--- START OF DATA LISTING ---

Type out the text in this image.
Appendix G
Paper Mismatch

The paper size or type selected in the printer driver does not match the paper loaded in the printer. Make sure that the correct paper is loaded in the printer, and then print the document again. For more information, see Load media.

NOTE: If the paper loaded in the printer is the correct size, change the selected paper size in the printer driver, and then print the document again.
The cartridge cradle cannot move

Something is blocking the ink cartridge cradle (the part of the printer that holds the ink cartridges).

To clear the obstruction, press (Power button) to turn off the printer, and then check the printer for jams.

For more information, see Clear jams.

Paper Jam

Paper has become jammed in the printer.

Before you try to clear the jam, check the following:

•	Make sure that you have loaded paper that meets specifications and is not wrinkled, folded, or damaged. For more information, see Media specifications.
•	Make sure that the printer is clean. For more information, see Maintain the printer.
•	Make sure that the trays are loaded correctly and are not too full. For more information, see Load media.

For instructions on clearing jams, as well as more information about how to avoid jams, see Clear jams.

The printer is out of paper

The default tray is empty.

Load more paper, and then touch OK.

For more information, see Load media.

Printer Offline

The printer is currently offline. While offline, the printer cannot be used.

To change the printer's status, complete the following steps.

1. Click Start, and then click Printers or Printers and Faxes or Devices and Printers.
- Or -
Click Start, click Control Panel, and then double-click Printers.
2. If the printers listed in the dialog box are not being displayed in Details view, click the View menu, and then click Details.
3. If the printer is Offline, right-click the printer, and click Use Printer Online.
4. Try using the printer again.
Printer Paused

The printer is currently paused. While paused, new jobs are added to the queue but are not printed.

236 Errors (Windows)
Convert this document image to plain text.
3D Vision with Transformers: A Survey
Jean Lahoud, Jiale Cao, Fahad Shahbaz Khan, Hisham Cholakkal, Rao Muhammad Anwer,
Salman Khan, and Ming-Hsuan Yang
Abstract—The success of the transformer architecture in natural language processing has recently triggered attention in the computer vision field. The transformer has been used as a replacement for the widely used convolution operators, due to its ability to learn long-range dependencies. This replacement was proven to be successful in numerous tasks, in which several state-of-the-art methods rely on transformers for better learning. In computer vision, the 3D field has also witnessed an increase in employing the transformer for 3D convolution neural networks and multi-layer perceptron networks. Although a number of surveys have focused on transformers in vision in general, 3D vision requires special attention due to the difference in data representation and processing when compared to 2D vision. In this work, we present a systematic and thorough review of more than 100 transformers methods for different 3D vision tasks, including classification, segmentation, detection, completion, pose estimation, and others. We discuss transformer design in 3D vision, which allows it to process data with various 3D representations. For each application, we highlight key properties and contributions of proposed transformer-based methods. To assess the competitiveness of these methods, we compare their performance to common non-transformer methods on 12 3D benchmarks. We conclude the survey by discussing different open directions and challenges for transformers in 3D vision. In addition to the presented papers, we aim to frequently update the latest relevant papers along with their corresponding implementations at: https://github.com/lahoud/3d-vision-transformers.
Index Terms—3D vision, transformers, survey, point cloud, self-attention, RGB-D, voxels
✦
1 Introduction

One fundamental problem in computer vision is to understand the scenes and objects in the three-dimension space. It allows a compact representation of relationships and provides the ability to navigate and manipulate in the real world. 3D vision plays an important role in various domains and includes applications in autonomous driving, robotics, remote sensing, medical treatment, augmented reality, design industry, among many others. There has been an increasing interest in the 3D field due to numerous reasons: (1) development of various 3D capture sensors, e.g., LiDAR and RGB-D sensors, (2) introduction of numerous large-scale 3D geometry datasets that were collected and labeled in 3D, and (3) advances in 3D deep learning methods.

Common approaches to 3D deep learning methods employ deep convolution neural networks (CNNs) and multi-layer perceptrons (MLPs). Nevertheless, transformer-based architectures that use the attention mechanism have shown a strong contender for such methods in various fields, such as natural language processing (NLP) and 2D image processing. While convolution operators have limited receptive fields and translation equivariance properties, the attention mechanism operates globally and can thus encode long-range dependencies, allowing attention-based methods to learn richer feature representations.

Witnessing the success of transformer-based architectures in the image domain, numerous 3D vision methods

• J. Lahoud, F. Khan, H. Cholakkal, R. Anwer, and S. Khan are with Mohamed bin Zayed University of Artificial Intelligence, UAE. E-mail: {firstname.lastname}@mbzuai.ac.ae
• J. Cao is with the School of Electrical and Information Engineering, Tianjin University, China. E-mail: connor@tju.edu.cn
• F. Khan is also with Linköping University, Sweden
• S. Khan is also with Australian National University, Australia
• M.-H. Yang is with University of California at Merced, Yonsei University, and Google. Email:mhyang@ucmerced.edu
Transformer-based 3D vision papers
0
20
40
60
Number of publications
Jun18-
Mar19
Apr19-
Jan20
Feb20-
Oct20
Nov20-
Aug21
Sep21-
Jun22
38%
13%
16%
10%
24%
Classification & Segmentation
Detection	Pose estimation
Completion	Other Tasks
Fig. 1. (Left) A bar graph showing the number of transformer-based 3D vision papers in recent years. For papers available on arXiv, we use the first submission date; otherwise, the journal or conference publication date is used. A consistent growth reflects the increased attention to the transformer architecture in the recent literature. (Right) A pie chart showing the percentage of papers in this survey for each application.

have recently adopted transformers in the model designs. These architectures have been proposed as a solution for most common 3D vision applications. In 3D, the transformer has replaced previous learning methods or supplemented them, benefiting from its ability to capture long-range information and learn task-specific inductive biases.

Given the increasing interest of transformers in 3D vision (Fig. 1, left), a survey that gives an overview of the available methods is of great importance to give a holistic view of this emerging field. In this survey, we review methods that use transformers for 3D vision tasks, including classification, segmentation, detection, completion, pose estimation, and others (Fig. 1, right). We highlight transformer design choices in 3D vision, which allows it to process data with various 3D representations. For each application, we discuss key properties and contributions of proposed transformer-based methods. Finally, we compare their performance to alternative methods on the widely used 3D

--- END OF DATA LISTING ---

* **WHAT YOU WILL DO**
All of the records must be repeated exactly.

* **RESPONSE**
Type out the text in this image.
Appendix G
Paper Mismatch

The paper size or type selected in the printer driver does not match the paper loaded in the printer. Make sure that the correct paper is loaded in the printer, and then print the document again. For more information, see Load media.

NOTE: If the paper loaded in the printer is the correct size, change the selected paper size in the printer driver, and then print the document again.
The cartridge cradle cannot move

Something is blocking the ink cartridge cradle (the part of the printer that holds the ink cartridges).

To clear the obstruction, press (Power button) to turn off the printer, and then check the printer for jams.

For more information, see Clear jams.

Paper Jam

Paper has become jammed in the printer.

Before you try to clear the jam, check the following:

•	Make sure that you have loaded paper that meets specifications and is not wrinkled, folded, or damaged. For more information, see Media specifications.
•	Make sure that the printer is clean. For more information, see Maintain the printer.
•	Make sure that the trays are loaded correctly and are not too full. For more information, see Load media.

For instructions on clearing jams, as well as more information about how to avoid jams, see Clear jams.

The printer is out of paper

The default tray is empty.

Load more paper, and then touch OK.

For more information, see Load media.

Printer Offline

The printer is currently offline. While offline, the printer cannot be used.

To change the printer's status, complete the following steps.

1. Click Start, and then click Printers or Printers and Faxes or Devices and Printers.
- Or -
Click Start, click Control Panel, and then double-click Printers.
2. If the printers listed in the dialog box are not being displayed in Details view, click the View menu, and then click Details.
3. If the printer is Offline, right-click the printer, and click Use Printer Online.
4. Try using the printer again.
Printer Paused

The printer is currently paused. While paused, new jobs are added to the queue but are not printed.

236 Errors (Windows)
Convert this document image to plain text.
3D Vision with Transformers: A Survey
Jean Lahoud, Jiale Cao, Fahad Shahbaz Khan, Hisham Cholakkal, Rao Muhammad Anwer,
Salman Khan, and Ming-Hsuan Yang
Abstract—The success of the transformer architecture in natural language processing has recently triggered attention in the computer vision field. The transformer has been used as a replacement for the widely used convolution operators, due to its ability to learn long-range dependencies. This replacement was proven to be successful in numerous tasks, in which several state-of-the-art methods rely on transformers for better learning. In computer vision, the 3D field has also witnessed an increase in employing the transformer for 3D convolution neural networks and multi-layer perceptron networks. Although a number of surveys have focused on transformers in vision in general, 3D vision requires special attention due to the difference in data representation and processing when compared to 2D vision. In this work, we present a systematic and thorough review of more than 100 transformers methods for different 3D vision tasks, including classification, segmentation, detection, completion, pose estimation, and others. We discuss transformer design in 3D vision, which allows it to process data with various 3D representations. For each application, we highlight key properties and contributions of proposed transformer-based methods. To assess the competitiveness of these methods, we compare their performance to common non-transformer methods on 12 3D benchmarks. We conclude the survey by discussing different open directions and challenges for transformers in 3D vision. In addition to the presented papers, we aim to frequently update the latest relevant papers along with their corresponding implementations at: https://github.com/lahoud/3d-vision-transformers.
Index Terms—3D vision, transformers, survey, point cloud, self-attention, RGB-D, voxels
✦
1 Introduction

One fundamental problem in computer vision is to understand the scenes and objects in the three-dimension space. It allows a compact representation of relationships and provides the ability to navigate and manipulate in the real world. 3D vision plays an important role in various domains and includes applications in autonomous driving, robotics, remote sensing, medical treatment, augmented reality, design industry, among many others. There has been an increasing interest in the 3D field due to numerous reasons: (1) development of various 3D capture sensors, e.g., LiDAR and RGB-D sensors, (2) introduction of numerous large-scale 3D geometry datasets that were collected and labeled in 3D, and (3) advances in 3D deep learning methods.

Common approaches to 3D deep learning methods employ deep convolution neural networks (CNNs) and multi-layer perceptrons (MLPs). Nevertheless, transformer-based architectures that use the attention mechanism have shown a strong contender for such methods in various fields, such as natural language processing (NLP) and 2D image processing. While convolution operators have limited receptive fields and translation equivariance properties, the attention mechanism operates globally and can thus encode long-range dependencies, allowing attention-based methods to learn richer feature representations.

Witnessing the success of transformer-based architectures in the image domain, numerous 3D vision methods

• J. Lahoud, F. Khan, H. Cholakkal, R. Anwer, and S. Khan are with Mohamed bin Zayed University of Artificial Intelligence, UAE. E-mail: {firstname.lastname}@mbzuai.ac.ae
• J. Cao is with the School of Electrical and Information Engineering, Tianjin University, China. E-mail: connor@tju.edu.cn
• F. Khan is also with Linköping University, Sweden
• S. Khan is also with Australian National University, Australia
• M.-H. Yang is with University of California at Merced, Yonsei University, and Google. Email:mhyang@ucmerced.edu
Transformer-based 3D vision papers
0
20
40
60
Number of publications
Jun18-
Mar19
Apr19-
Jan20
Feb20-
Oct20
Nov20-
Aug21
Sep21-
Jun22
38%
13%
16%
10%
24%
Classification & Segmentation
Detection	Pose estimation
Completion	Other Tasks
Fig. 1. (Left) A bar graph showing the number of transformer-based 3D vision papers in recent years. For papers available on arXiv, we use the first submission date; otherwise, the journal or conference publication date is used. A consistent growth reflects the increased attention to the transformer architecture in the recent literature. (Right) A pie chart showing the percentage of papers in this survey for each application.

have recently adopted transformers in the model designs. These architectures have been proposed as a solution for most common 3D vision applications. In 3D, the transformer has replaced previous learning methods or supplemented them, benefiting from its ability to capture long-range information and learn task-specific inductive biases.

Given the increasing interest of transformers in 3D vision (Fig. 1, left), a survey that gives an overview of the available methods is of great importance to give a holistic view of this emerging field. In this survey, we review methods that use transformers for 3D vision tasks, including classification, segmentation, detection, completion, pose estimation, and others (Fig. 1, right). We highlight transformer design choices in 3D vision, which allows it to process data with various 3D representations. For each application, we discuss key properties and contributions of proposed transformer-based methods. Finally, we compare their performance to alternative methods on the widely used 3D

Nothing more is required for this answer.